* **Extracted records**
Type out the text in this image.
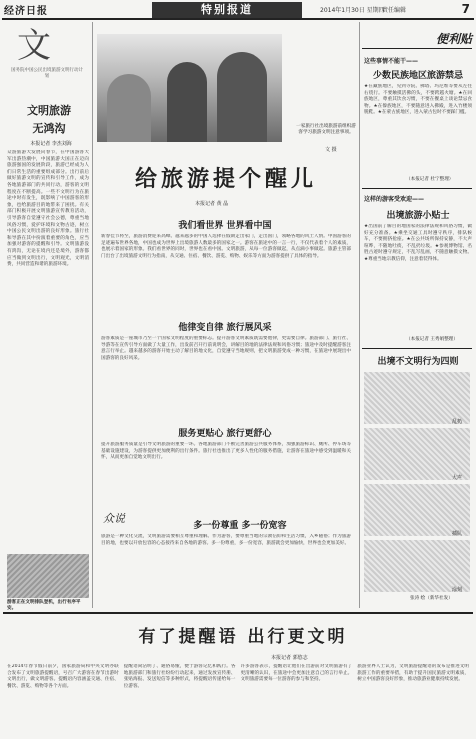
经济日报	特别报道	2014年1月30日 星期四
责任编辑	7
文
国务院中国公民出境旅游文明行动计划
文明旅游
无鸿沟
本报记者 李杰刘海
众游旅游大发展向春节，在中国游客大军出游热潮中，中国旅游大国正在迈向旅游强国的发展阶段，旅游已经成为人们日常生活的重要组成部分。出行前后做好旅游文明的宣传和引导工作，成为各地旅游部门的共同行动，游客的文明程度在不断提高。一些不文明行为在旅途中时有发生，既影响了中国游客的形象，也给旅游目的地带来了困扰。有关部门积极开展文明旅游宣传教育活动，引导游客自觉遵守社会公德，尊重当地风俗习惯，爱护环境和文物古迹，树立中国公民文明出游的良好形象。旅行社和导游在其中扮演着重要的角色，应当加强对游客的提醒和引导。文明旅游没有鸿沟，无论在境内还是境外，游客都应当做到文明出行，文明观光，文明消费，共同营造和谐的旅游环境。
游客正在文明排队登机，出行有序平安。
一家旅行社出境旅游前组织游客学习旅游文明注意事项。
文 摄
给旅游提个醒儿
本报记者 黄 晶
我们看世界 世界看中国
新春佳节将至，旅游消费迎来高峰。越来越多的中国人选择在假期走出家门，走出国门，领略各地的风土人情。中国游客的足迹遍布世界各地，中国也成为世界上出境旅游人数最多的国家之一。游客在旅途中的一言一行，不仅代表着个人的素质，也展示着国家的形象。我们看世界的同时，世界也在看中国。文明旅游，从每一位游客做起，从点滴小事做起。旅游主管部门出台了出境旅游文明行为指南，从交通、住宿、餐饮、游览、购物、娱乐等方面为游客提供了具体的指导。
他律变自律 旅行展风采
游客素质是一座城市乃至一个国家文明程度的重要标志。提升游客文明素质既需要他律，更需要自律。旅游部门、旅行社、导游等在宣传引导方面做了大量工作，出发前召开行前说明会，讲解目的地的法律法规和风俗习惯；旅途中及时提醒游客注意言行举止。越来越多的游客开始主动了解目的地文化，自觉遵守当地规则，把文明旅游变成一种习惯，在旅途中展现出中国游客的良好风采。
服务更贴心 旅行更舒心
提升旅游服务质量是引导文明旅游的重要一环。各地旅游部门不断完善旅游公共服务体系，加强旅游标识、厕所、停车场等基础设施建设，为游客提供更加便利的出行条件。旅行社也推出了更多人性化的服务措施，让游客在旅途中感受到温暖和关怀，从而更加自觉地文明出行。
众说
多一份尊重 多一份宽容
旅游是一种文化交流，文明旅游需要相互尊重和理解。作为游客，要尊重当地的宗教信仰和生活习惯，入乡随俗；作为旅游目的地，也要以开放包容的心态接待来自各地的游客。多一份尊重，多一份宽容，旅游就会更加愉快，世界也会更加美好。
便利贴
这些事情不能干——
少数民族地区旅游禁忌
★在藏族地区，见到寺院、佛塔、玛尼堆等要从左往右绕行。不要触摸活佛的头，不要跨越火塘。★在回族地区，尊重其饮食习惯，不要在餐桌上谈论禁忌食物。★在傣族地区，不要随意进入佛殿，进入竹楼须脱鞋。★在蒙古族地区，进入蒙古包时不要踩门槛。
（本报记者 杜宁整理）
这样的游客受欢迎——
出境旅游小贴士
★出国前了解目的地国家的法律法规和风俗习惯，做好充分准备。★乘坐交通工具时遵守秩序，排队候车，不要拥挤抢座。★在公共场所保持安静，不大声喧哗，不随地吐痰，不乱扔垃圾。★参观博物馆、名胜古迹时遵守规定，不乱写乱画，不随意触摸文物。★尊重当地宗教信仰，注意着装得体。
（本报记者 王秀娟整理）
出境不文明行为四则
乱扔
大声
插队
涂刻
张涛 绘（新华社发）
有了提醒语 出行更文明
本报记者 郭悠志
在2014年春节假日前夕，国家旅游局和中央文明办联合发布了文明旅游提醒语，号召广大游客在春节出游时文明出行，做文明游客。提醒语内容涵盖交通、住宿、餐饮、游览、购物等各个方面。
提醒语简洁明了、通俗易懂，便于游客记忆和践行。各地旅游部门和旅行社纷纷行动起来，通过发放宣传册、张贴海报、发送短信等多种形式，将提醒语传递给每一位游客。
许多游客表示，提醒语让他们在出游前对文明旅游有了更清晰的认识，在旅途中会更加注意自己的言行举止。文明旅游需要每一位游客的参与和坚持。
旅游业界人士认为，文明旅游提醒语的发布是推进文明旅游工作的重要举措，有助于提升国民旅游文明素质，树立中国游客良好形象，推动旅游业健康持续发展。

* **Prompt**
Where a line above includes "本报记者", copy that line.

* **Written reply**
本报记者 李杰刘海
本报记者 黄 晶
（本报记者 杜宁整理）
（本报记者 王秀娟整理）
本报记者 郭悠志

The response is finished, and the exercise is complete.